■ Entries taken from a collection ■
* * * *

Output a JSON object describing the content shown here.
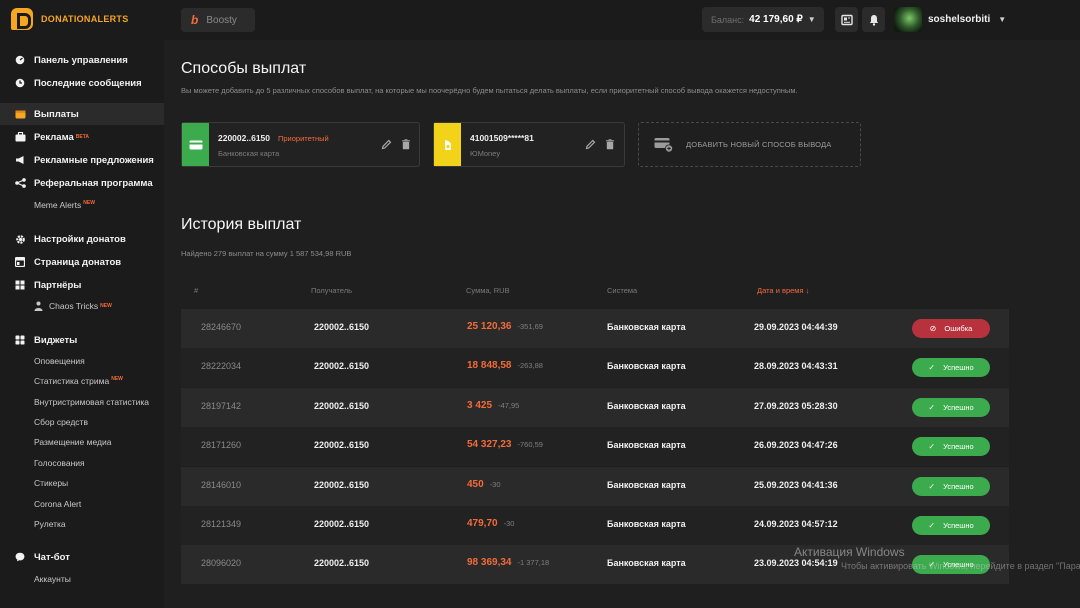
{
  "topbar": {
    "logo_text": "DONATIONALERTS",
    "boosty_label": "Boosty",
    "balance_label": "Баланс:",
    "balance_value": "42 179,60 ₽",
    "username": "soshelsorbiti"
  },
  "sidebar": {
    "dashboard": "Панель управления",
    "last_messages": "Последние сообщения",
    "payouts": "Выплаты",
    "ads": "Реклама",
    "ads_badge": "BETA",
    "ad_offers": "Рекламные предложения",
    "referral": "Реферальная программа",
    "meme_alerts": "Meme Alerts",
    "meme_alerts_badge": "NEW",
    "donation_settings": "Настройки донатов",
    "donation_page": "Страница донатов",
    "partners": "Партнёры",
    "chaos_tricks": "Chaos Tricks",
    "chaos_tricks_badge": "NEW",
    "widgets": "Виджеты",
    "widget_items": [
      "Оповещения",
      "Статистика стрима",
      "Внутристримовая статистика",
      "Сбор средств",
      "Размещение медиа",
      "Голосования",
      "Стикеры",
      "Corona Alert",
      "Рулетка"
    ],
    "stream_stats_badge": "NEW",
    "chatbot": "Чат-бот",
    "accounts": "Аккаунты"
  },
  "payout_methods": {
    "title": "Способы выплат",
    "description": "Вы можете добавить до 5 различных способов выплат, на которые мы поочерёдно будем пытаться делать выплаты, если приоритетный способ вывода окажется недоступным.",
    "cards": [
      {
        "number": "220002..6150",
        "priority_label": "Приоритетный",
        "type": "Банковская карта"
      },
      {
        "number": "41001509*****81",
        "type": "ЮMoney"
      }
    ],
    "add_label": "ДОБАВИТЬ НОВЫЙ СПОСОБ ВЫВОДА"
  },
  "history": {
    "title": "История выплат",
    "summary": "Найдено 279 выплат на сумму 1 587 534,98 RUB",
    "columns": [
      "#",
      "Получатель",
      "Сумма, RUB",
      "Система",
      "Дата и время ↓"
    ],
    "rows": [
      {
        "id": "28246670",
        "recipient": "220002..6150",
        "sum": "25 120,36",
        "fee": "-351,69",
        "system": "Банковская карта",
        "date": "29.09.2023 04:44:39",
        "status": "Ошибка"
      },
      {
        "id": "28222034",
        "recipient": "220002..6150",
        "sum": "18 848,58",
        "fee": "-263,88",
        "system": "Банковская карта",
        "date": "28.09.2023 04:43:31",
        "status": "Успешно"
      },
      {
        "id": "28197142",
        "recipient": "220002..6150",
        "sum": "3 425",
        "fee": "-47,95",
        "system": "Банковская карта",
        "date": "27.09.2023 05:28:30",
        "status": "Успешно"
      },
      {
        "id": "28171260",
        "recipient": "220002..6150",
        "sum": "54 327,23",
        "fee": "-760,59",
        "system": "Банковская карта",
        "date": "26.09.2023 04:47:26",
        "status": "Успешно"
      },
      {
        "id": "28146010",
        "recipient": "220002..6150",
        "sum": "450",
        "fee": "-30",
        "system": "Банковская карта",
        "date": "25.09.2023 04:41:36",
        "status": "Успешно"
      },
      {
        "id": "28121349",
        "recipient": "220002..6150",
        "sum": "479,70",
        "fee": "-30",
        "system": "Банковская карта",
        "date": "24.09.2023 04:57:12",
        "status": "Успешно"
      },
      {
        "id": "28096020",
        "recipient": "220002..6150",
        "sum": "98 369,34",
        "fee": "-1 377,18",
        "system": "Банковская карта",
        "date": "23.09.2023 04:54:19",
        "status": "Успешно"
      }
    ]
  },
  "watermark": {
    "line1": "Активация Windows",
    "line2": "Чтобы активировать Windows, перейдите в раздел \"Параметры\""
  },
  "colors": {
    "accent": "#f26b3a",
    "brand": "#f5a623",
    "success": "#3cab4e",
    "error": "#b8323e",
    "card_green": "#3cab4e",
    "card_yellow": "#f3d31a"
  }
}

* * * *

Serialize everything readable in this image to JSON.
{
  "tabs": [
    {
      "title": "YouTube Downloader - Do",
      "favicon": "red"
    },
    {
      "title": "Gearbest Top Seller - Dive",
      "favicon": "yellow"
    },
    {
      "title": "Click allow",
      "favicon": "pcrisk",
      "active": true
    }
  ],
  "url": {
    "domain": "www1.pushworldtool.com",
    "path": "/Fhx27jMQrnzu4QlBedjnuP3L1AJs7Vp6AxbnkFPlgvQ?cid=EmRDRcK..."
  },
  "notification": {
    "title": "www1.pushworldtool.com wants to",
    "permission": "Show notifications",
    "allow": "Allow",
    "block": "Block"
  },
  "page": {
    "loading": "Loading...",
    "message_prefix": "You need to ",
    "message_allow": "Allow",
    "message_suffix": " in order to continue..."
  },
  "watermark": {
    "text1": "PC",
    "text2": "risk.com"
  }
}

* * * *

■ WORK REQUIRED ■
Go through the entries above and copy every line containing "донатов".

■ FINAL RESULT ■
    "donation_settings": "Настройки донатов",
    "donation_page": "Страница донатов",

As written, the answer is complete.